SET EXERCISE
Return the records, each one exactly as written.

EXTRACTED MATERIAL
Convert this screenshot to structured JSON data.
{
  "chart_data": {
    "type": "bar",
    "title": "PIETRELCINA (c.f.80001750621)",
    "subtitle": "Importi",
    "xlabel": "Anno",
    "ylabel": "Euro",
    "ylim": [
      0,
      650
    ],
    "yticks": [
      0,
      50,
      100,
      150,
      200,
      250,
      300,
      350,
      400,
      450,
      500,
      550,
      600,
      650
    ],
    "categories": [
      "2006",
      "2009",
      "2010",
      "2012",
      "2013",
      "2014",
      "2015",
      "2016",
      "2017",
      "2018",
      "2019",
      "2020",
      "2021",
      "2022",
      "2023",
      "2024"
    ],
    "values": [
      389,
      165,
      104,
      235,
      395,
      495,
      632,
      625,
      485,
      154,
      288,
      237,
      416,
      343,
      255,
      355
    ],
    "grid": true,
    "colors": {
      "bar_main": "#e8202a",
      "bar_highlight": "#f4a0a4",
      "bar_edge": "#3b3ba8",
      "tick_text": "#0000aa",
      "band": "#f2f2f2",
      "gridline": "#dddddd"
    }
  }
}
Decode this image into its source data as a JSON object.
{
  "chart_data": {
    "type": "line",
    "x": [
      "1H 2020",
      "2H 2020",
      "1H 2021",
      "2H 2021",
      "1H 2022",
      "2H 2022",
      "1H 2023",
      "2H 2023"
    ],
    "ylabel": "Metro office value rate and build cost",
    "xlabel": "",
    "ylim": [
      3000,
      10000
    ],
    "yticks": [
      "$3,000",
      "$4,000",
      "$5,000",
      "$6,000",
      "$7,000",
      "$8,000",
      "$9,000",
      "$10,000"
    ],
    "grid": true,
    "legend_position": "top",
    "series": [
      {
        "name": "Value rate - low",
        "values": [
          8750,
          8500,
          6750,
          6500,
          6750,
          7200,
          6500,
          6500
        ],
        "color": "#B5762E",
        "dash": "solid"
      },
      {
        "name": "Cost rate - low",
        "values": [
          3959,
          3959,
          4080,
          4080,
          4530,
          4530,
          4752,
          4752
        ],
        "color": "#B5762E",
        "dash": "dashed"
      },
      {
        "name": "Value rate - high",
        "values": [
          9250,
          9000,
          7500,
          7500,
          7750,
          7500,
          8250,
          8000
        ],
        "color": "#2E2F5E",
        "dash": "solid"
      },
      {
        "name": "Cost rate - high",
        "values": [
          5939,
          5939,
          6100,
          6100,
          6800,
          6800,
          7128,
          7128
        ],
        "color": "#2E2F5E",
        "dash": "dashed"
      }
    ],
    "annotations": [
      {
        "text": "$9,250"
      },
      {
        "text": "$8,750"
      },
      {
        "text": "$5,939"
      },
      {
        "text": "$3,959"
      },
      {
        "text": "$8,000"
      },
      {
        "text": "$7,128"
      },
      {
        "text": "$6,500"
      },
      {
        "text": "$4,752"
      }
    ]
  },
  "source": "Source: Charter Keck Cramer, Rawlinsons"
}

THE SOLUTION
Convert this screenshot to structured JSON data.
{
  "chart_data": {
    "type": "bar",
    "title": "PIETRELCINA (c.f.80001750621)",
    "subtitle": "Importi",
    "xlabel": "Anno",
    "ylabel": "Euro",
    "ylim": [
      0,
      650
    ],
    "yticks": [
      0,
      50,
      100,
      150,
      200,
      250,
      300,
      350,
      400,
      450,
      500,
      550,
      600,
      650
    ],
    "categories": [
      "2006",
      "2009",
      "2010",
      "2012",
      "2013",
      "2014",
      "2015",
      "2016",
      "2017",
      "2018",
      "2019",
      "2020",
      "2021",
      "2022",
      "2023",
      "2024"
    ],
    "values": [
      389,
      165,
      104,
      235,
      395,
      495,
      632,
      625,
      485,
      154,
      288,
      237,
      416,
      343,
      255,
      355
    ],
    "grid": true,
    "colors": {
      "bar_main": "#e8202a",
      "bar_highlight": "#f4a0a4",
      "bar_edge": "#3b3ba8",
      "tick_text": "#0000aa",
      "band": "#f2f2f2",
      "gridline": "#dddddd"
    }
  }
}
Decode this image into its source data as a JSON object.
{
  "chart_data": {
    "type": "line",
    "x": [
      "1H 2020",
      "2H 2020",
      "1H 2021",
      "2H 2021",
      "1H 2022",
      "2H 2022",
      "1H 2023",
      "2H 2023"
    ],
    "ylabel": "Metro office value rate and build cost",
    "xlabel": "",
    "ylim": [
      3000,
      10000
    ],
    "yticks": [
      "$3,000",
      "$4,000",
      "$5,000",
      "$6,000",
      "$7,000",
      "$8,000",
      "$9,000",
      "$10,000"
    ],
    "grid": true,
    "legend_position": "top",
    "series": [
      {
        "name": "Value rate - low",
        "values": [
          8750,
          8500,
          6750,
          6500,
          6750,
          7200,
          6500,
          6500
        ],
        "color": "#B5762E",
        "dash": "solid"
      },
      {
        "name": "Cost rate - low",
        "values": [
          3959,
          3959,
          4080,
          4080,
          4530,
          4530,
          4752,
          4752
        ],
        "color": "#B5762E",
        "dash": "dashed"
      },
      {
        "name": "Value rate - high",
        "values": [
          9250,
          9000,
          7500,
          7500,
          7750,
          7500,
          8250,
          8000
        ],
        "color": "#2E2F5E",
        "dash": "solid"
      },
      {
        "name": "Cost rate - high",
        "values": [
          5939,
          5939,
          6100,
          6100,
          6800,
          6800,
          7128,
          7128
        ],
        "color": "#2E2F5E",
        "dash": "dashed"
      }
    ],
    "annotations": [
      {
        "text": "$9,250"
      },
      {
        "text": "$8,750"
      },
      {
        "text": "$5,939"
      },
      {
        "text": "$3,959"
      },
      {
        "text": "$8,000"
      },
      {
        "text": "$7,128"
      },
      {
        "text": "$6,500"
      },
      {
        "text": "$4,752"
      }
    ]
  },
  "source": "Source: Charter Keck Cramer, Rawlinsons"
}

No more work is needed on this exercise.